[Lines of data]
◆ ◆ ◆ ◆

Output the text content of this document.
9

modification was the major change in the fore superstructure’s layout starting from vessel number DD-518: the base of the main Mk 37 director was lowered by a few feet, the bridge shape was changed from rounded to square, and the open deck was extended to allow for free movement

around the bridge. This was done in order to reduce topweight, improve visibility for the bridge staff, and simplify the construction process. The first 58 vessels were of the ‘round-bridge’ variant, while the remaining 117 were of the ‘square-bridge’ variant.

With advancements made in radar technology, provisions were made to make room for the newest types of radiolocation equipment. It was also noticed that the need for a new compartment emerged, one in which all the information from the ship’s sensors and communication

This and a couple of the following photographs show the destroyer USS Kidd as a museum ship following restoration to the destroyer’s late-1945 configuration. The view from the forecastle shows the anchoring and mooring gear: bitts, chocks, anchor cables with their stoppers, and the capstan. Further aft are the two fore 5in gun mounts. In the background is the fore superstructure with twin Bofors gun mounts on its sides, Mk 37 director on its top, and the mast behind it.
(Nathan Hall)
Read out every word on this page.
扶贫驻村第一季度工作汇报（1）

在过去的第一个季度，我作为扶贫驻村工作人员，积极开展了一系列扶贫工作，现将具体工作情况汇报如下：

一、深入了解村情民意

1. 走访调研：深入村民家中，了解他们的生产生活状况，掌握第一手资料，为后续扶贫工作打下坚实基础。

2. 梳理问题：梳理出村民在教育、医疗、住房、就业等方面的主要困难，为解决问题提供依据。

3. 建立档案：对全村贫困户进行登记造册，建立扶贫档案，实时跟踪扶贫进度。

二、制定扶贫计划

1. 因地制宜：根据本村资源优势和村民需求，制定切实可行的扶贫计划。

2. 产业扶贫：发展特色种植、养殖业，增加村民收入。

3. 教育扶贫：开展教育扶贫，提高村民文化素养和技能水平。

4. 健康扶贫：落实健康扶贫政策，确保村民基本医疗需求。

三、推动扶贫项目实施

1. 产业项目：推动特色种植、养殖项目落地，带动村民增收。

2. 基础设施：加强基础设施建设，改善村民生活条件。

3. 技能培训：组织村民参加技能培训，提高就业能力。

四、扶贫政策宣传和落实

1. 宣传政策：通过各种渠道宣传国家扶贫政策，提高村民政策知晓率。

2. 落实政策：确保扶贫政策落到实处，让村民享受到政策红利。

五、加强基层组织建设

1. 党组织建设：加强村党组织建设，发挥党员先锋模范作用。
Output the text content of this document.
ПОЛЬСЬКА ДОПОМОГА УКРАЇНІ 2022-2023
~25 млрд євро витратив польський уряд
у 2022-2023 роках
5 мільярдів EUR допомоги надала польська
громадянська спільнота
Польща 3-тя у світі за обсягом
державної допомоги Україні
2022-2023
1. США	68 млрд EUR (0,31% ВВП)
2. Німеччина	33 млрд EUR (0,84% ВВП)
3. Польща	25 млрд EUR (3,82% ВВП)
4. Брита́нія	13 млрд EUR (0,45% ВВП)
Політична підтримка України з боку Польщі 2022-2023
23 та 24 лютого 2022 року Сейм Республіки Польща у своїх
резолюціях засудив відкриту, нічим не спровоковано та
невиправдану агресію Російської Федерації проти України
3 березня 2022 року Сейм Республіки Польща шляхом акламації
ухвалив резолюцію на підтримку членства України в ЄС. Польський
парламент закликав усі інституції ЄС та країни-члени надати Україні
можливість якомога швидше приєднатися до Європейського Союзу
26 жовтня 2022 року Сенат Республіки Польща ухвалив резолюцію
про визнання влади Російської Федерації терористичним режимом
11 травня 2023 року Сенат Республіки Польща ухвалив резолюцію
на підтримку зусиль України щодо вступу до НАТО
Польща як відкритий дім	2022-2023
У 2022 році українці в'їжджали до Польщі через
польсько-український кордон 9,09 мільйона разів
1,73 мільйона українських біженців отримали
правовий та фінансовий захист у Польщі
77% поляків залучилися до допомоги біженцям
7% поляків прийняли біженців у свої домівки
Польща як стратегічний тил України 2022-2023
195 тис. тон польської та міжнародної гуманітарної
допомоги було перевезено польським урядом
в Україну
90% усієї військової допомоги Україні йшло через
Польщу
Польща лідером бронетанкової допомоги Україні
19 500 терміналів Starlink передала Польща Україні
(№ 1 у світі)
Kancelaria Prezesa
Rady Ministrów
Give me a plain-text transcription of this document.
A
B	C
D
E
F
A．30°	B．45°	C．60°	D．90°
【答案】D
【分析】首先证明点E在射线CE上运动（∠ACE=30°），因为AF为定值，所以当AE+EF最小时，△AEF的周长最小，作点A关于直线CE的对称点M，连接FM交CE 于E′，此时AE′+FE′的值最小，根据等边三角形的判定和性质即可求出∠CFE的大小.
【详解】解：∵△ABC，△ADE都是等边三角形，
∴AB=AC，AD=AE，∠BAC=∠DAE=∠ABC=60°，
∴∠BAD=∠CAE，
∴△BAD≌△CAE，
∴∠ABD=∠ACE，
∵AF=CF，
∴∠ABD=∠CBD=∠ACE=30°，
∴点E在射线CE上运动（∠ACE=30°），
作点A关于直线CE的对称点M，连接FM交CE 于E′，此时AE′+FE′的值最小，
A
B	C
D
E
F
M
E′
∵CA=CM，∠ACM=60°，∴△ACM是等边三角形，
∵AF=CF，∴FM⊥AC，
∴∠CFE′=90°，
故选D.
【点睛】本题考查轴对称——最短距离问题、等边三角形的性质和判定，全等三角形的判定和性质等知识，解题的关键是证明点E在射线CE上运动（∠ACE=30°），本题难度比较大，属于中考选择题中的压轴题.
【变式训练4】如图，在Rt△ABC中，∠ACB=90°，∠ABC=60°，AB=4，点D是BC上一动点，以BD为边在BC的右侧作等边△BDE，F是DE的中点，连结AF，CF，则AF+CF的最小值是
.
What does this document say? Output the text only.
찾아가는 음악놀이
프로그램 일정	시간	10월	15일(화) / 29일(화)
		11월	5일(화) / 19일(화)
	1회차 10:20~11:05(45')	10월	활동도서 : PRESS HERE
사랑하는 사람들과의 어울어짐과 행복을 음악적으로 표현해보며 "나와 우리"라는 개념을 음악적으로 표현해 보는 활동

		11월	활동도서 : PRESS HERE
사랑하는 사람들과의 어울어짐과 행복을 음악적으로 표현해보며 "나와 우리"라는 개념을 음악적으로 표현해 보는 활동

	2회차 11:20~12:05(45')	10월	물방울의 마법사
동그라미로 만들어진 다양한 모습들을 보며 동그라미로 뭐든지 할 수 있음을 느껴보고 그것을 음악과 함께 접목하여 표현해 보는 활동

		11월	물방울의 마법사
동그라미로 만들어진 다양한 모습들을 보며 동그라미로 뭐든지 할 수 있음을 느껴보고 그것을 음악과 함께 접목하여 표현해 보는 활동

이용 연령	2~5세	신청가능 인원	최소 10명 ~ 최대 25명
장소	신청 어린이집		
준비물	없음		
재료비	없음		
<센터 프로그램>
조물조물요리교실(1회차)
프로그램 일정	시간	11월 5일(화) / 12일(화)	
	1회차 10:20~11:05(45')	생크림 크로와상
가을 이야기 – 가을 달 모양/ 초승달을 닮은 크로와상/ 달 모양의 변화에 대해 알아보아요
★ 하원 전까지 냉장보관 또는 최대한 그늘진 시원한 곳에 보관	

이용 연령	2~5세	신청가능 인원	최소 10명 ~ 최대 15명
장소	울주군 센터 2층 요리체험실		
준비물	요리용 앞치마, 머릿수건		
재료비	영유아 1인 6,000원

◆ ◆ ◆ ◆

EXERCISE REQUIREMENTS
Find every line above that contains the word "мільйона", and return each one.

PROBLEM SOLUTION
польсько-український кордон 9,09 мільйона разів
1,73 мільйона українських біженців отримали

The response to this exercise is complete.